[Dataset rows about figures]

------------------------------

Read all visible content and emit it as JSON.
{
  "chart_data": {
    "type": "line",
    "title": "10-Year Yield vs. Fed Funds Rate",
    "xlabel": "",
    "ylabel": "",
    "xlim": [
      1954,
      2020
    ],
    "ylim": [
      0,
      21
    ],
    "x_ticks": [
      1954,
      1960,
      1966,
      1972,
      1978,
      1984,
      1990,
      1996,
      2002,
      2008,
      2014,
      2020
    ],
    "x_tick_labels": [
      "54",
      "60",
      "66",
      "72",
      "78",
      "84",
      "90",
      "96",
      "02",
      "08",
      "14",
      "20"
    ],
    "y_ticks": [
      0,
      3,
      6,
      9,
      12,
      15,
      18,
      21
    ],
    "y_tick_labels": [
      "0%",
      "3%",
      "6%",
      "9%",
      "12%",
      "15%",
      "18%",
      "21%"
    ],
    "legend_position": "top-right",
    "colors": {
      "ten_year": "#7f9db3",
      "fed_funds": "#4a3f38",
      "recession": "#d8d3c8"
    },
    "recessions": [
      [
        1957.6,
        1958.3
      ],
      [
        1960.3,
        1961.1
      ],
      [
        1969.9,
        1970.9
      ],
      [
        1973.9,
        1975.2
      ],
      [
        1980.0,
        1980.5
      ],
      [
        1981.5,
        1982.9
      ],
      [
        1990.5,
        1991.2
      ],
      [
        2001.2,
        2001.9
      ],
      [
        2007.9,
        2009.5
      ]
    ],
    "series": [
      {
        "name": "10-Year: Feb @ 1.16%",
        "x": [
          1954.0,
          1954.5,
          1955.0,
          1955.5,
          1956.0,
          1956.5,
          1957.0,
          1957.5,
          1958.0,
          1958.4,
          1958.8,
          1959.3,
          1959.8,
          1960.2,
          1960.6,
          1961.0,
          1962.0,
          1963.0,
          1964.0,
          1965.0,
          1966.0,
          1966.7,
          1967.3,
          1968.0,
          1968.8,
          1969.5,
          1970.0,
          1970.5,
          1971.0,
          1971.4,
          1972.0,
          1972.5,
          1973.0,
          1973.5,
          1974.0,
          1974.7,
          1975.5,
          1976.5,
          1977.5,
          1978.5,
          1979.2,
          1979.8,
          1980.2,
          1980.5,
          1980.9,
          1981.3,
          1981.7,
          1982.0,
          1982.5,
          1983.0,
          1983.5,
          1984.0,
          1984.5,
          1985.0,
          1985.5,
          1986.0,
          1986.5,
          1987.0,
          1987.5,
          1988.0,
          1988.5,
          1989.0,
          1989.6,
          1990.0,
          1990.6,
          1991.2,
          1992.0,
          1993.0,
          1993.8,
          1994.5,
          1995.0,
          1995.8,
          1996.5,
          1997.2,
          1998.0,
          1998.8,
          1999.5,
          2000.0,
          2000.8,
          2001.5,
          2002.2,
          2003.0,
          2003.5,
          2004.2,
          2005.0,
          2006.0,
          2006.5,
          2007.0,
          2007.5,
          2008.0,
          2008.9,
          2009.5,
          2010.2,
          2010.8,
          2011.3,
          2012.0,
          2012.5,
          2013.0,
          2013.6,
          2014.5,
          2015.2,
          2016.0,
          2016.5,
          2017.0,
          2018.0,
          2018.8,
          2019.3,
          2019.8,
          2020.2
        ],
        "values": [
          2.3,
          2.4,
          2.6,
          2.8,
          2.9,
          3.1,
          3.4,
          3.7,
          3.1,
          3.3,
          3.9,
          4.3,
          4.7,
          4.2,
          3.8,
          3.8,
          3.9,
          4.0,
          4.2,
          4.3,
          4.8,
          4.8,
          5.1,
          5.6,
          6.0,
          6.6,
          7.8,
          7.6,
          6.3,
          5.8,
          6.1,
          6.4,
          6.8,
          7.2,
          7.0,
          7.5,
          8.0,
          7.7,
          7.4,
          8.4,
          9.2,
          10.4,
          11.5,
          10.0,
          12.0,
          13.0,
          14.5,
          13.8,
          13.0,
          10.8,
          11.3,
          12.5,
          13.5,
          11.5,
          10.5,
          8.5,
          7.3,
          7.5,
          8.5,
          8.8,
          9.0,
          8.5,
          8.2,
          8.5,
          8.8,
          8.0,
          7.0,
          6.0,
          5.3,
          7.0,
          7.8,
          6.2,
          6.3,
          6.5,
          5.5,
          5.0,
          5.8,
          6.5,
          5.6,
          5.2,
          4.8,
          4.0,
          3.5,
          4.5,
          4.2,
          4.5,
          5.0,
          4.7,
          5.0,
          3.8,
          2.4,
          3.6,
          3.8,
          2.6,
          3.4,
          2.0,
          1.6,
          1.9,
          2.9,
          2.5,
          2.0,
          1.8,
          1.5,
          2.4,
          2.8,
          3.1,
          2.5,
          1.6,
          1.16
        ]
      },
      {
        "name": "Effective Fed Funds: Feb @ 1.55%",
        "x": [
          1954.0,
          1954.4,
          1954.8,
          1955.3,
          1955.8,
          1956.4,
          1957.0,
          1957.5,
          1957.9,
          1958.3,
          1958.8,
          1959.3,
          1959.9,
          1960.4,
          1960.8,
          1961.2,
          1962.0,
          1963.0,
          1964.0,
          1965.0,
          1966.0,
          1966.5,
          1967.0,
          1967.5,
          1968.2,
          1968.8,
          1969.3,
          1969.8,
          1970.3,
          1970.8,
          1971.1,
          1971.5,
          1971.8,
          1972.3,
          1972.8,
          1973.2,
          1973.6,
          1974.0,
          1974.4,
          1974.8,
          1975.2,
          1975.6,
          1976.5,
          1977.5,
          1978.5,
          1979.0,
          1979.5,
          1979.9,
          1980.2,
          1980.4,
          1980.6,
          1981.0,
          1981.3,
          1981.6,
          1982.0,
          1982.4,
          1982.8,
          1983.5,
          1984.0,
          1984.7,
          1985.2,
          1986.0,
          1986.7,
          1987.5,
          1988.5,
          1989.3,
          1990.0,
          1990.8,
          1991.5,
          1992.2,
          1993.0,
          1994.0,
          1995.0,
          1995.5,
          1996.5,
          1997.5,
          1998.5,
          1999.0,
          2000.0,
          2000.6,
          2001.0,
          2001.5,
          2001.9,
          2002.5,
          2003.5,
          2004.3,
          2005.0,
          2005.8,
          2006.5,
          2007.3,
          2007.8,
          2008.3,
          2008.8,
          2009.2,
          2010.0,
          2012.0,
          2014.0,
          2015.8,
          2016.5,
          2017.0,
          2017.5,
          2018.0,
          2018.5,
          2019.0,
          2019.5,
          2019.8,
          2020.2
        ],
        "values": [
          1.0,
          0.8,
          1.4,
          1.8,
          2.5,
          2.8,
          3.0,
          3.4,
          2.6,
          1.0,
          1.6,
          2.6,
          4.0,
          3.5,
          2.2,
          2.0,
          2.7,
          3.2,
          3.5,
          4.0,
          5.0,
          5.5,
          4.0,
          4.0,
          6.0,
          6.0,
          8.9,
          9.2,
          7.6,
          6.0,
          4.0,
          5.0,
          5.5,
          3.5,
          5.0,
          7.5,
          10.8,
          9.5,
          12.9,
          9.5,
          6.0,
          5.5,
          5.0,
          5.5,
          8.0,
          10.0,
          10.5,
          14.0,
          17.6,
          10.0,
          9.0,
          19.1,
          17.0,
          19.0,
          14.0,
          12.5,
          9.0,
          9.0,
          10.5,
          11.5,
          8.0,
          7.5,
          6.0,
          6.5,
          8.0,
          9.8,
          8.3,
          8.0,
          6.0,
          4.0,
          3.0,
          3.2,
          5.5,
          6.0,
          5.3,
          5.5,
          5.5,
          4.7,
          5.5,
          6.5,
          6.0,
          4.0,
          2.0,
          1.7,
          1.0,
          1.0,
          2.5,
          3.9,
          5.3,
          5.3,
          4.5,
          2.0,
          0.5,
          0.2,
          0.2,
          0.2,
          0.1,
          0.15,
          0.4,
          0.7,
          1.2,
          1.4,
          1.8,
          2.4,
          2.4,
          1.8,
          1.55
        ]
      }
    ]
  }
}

------------------------------

● Task to carry out
List every line above containing the word "name".

● The output
        "name": "10-Year: Feb @ 1.16%",
        "name": "Effective Fed Funds: Feb @ 1.55%",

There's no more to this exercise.